WRITTEN EXERCISE – Check the listing below line by line and report how many lines hold "chaque", with no other words.

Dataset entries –
------------------------------------

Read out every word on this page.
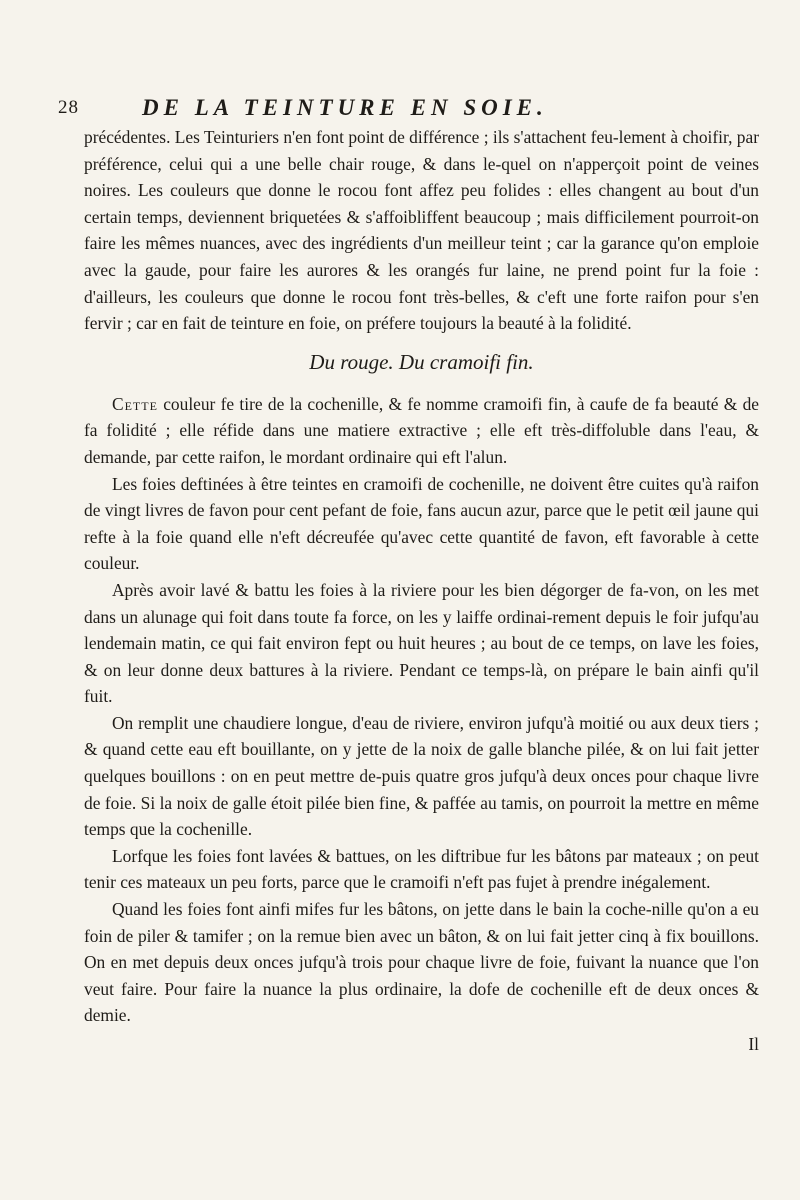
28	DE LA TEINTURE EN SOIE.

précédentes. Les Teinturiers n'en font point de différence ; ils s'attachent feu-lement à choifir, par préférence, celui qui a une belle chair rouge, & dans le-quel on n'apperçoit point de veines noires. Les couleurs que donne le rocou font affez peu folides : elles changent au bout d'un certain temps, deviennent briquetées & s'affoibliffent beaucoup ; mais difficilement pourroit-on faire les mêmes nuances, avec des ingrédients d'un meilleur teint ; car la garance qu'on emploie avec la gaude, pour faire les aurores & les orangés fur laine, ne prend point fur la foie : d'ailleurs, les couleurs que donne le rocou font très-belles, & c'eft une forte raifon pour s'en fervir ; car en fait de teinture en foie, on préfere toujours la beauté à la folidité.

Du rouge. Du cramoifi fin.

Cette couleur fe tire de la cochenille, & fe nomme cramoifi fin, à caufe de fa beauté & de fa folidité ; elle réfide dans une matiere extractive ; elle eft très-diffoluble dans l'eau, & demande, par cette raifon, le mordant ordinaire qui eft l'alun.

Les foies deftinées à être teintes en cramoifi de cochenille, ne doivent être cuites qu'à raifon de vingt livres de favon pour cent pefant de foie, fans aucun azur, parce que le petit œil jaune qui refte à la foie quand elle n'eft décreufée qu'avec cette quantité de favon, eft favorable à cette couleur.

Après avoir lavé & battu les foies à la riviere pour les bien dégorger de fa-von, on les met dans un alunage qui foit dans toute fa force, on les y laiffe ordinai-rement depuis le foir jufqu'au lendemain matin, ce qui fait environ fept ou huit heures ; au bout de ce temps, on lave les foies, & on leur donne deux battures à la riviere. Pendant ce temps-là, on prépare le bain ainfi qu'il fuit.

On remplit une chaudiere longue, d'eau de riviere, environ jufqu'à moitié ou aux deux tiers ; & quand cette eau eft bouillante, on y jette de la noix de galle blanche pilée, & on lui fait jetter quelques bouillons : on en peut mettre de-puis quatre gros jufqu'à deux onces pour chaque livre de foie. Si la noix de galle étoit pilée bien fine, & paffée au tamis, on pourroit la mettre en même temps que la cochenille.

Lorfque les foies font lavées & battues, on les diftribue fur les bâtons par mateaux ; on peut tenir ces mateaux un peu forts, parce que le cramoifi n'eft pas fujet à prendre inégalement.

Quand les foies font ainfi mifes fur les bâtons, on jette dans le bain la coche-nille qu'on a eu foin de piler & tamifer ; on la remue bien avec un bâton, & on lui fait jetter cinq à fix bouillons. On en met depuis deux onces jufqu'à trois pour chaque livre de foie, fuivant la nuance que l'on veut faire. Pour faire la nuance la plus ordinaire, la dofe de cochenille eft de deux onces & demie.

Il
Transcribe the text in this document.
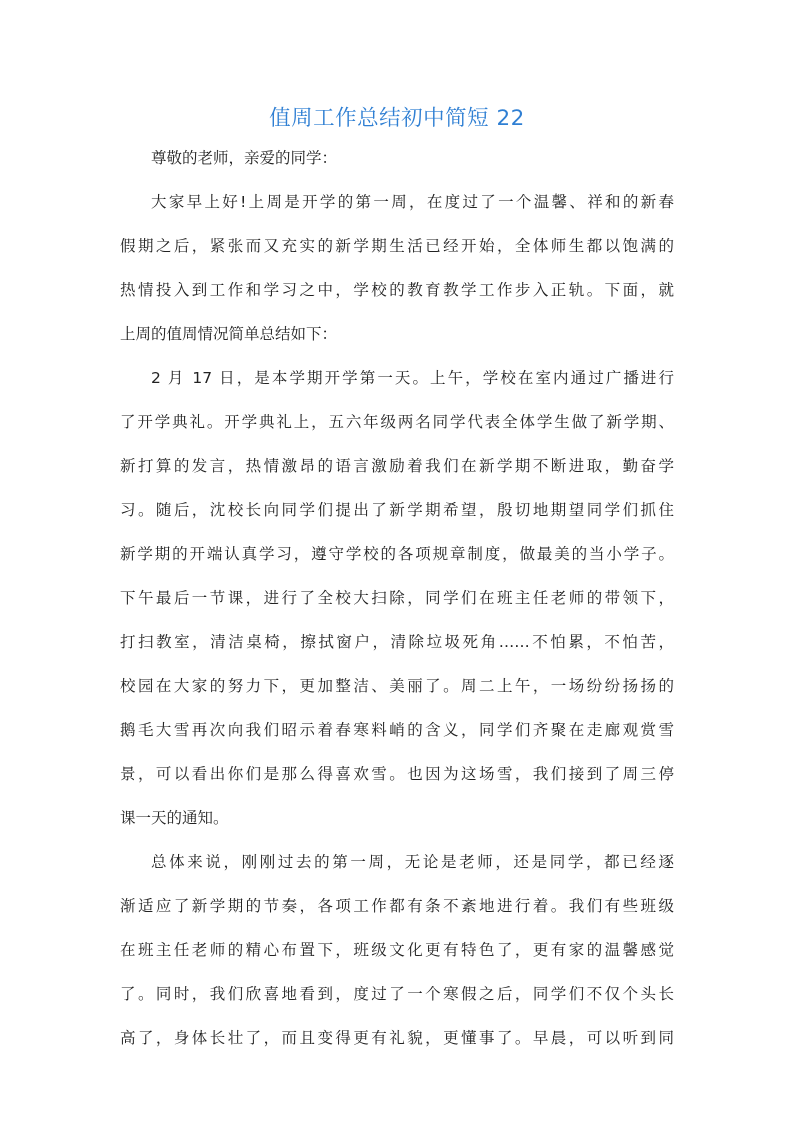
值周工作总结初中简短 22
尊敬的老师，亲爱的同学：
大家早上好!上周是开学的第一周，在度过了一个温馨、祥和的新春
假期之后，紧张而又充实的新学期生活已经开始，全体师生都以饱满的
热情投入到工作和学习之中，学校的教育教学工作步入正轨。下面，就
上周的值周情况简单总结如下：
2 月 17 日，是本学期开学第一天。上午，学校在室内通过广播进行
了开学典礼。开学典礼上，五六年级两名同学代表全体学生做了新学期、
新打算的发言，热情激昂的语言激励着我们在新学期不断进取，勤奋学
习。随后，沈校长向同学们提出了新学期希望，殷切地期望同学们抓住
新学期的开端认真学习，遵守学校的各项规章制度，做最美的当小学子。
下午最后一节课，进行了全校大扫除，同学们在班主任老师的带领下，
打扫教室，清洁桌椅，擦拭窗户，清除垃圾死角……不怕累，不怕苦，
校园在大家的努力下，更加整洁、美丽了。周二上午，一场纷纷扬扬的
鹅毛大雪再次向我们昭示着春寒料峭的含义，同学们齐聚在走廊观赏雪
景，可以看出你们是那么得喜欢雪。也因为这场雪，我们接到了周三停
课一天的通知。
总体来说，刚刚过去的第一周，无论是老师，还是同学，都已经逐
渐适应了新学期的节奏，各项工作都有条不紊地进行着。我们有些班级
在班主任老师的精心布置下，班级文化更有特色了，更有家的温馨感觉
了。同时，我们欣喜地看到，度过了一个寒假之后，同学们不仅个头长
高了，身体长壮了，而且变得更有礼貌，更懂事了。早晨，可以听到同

------------------------------------

WRITTEN ANSWER – 2